* DATA FOR THIS EXERCISE:

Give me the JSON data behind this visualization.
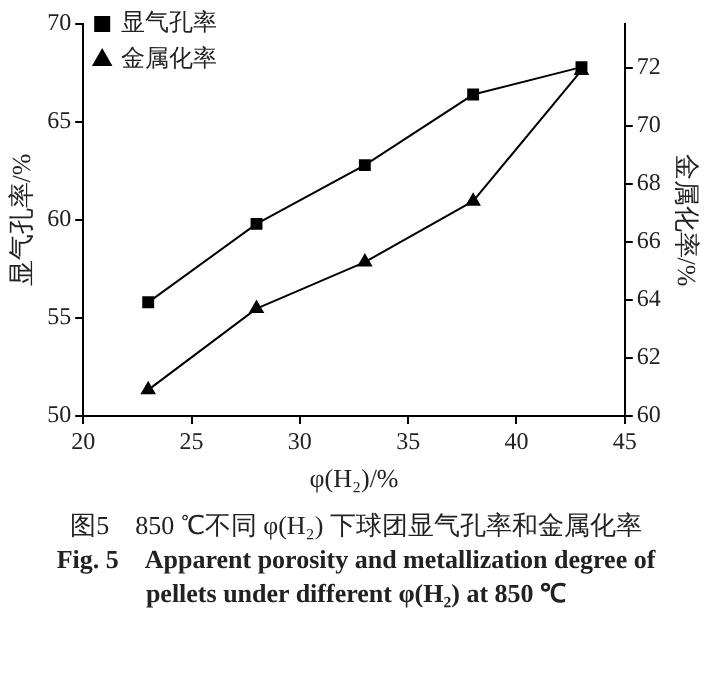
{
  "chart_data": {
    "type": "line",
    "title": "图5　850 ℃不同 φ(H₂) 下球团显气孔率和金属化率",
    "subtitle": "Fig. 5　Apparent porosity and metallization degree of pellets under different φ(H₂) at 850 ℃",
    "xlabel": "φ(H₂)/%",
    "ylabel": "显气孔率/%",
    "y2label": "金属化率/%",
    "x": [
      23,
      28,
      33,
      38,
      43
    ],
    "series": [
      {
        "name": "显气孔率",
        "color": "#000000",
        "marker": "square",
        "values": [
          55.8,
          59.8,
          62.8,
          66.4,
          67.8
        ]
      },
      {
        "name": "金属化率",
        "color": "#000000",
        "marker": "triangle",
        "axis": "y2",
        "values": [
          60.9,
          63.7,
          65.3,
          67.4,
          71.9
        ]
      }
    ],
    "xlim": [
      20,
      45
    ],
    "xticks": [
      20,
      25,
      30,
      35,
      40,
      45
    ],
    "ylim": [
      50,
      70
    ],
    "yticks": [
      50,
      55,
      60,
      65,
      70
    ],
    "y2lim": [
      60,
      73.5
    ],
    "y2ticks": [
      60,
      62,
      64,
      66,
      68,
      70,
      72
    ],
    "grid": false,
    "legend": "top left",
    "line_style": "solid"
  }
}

* WRITTEN TASK:
Leaving out the pictures, repeat the data above exactly.

* WRITTEN ANSWER:
Give me the JSON data behind this visualization.
{
  "chart_data": {
    "type": "line",
    "title": "图5　850 ℃不同 φ(H₂) 下球团显气孔率和金属化率",
    "subtitle": "Fig. 5　Apparent porosity and metallization degree of pellets under different φ(H₂) at 850 ℃",
    "xlabel": "φ(H₂)/%",
    "ylabel": "显气孔率/%",
    "y2label": "金属化率/%",
    "x": [
      23,
      28,
      33,
      38,
      43
    ],
    "series": [
      {
        "name": "显气孔率",
        "color": "#000000",
        "marker": "square",
        "values": [
          55.8,
          59.8,
          62.8,
          66.4,
          67.8
        ]
      },
      {
        "name": "金属化率",
        "color": "#000000",
        "marker": "triangle",
        "axis": "y2",
        "values": [
          60.9,
          63.7,
          65.3,
          67.4,
          71.9
        ]
      }
    ],
    "xlim": [
      20,
      45
    ],
    "xticks": [
      20,
      25,
      30,
      35,
      40,
      45
    ],
    "ylim": [
      50,
      70
    ],
    "yticks": [
      50,
      55,
      60,
      65,
      70
    ],
    "y2lim": [
      60,
      73.5
    ],
    "y2ticks": [
      60,
      62,
      64,
      66,
      68,
      70,
      72
    ],
    "grid": false,
    "legend": "top left",
    "line_style": "solid"
  }
}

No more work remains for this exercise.